▶ **INSTRUCTIONS TO FOLLOW**: From the listing below, extract every line containing "have".

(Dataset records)
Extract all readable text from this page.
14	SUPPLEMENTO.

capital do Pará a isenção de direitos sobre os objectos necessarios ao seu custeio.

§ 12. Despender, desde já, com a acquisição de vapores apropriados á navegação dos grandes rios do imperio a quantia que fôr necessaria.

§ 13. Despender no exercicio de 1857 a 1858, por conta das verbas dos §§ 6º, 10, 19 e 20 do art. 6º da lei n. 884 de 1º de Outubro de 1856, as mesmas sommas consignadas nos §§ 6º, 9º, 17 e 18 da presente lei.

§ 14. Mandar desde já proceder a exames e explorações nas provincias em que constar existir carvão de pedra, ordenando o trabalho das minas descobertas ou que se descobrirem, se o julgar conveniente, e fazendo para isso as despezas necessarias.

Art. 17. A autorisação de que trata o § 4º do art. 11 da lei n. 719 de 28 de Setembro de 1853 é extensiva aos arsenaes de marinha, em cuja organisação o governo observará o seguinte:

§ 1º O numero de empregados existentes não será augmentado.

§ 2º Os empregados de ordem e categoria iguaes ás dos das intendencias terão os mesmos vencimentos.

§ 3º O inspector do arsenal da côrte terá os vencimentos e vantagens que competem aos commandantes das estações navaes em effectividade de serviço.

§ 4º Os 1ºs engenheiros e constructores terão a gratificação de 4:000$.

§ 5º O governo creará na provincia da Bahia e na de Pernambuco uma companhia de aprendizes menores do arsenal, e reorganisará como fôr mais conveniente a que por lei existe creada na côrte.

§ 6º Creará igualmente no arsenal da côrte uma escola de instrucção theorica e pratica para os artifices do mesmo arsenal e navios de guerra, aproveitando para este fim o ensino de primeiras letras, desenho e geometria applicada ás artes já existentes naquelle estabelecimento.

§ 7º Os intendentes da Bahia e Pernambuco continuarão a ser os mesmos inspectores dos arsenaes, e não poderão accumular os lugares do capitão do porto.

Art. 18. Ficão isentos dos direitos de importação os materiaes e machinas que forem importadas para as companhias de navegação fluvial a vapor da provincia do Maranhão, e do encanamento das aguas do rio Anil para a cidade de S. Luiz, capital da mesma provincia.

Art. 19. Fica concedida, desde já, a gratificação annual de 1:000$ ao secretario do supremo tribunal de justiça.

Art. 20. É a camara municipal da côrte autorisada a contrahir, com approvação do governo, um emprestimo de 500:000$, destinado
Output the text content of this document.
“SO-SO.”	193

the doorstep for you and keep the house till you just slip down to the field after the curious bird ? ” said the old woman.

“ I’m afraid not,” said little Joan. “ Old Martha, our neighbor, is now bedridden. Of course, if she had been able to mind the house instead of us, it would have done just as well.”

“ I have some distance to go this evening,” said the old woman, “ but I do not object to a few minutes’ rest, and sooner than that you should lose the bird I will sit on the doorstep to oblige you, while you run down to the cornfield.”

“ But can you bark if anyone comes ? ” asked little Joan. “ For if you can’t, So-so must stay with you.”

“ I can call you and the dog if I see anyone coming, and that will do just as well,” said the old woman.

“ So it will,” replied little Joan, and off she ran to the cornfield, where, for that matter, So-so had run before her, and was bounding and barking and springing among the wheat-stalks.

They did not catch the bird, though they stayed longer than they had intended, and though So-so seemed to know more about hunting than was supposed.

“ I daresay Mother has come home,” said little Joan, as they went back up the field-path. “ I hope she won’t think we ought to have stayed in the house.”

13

▶ **EXPECTED OUTPUT**:
“ I’m afraid not,” said little Joan. “ Old Martha, our neighbor, is now bedridden. Of course, if she had been able to mind the house instead of us, it would have done just as well.”
“ I have some distance to go this evening,” said the old woman, “ but I do not object to a few minutes’ rest, and sooner than that you should lose the bird I will sit on the doorstep to oblige you, while you run down to the cornfield.”
“ I daresay Mother has come home,” said little Joan, as they went back up the field-path. “ I hope she won’t think we ought to have stayed in the house.”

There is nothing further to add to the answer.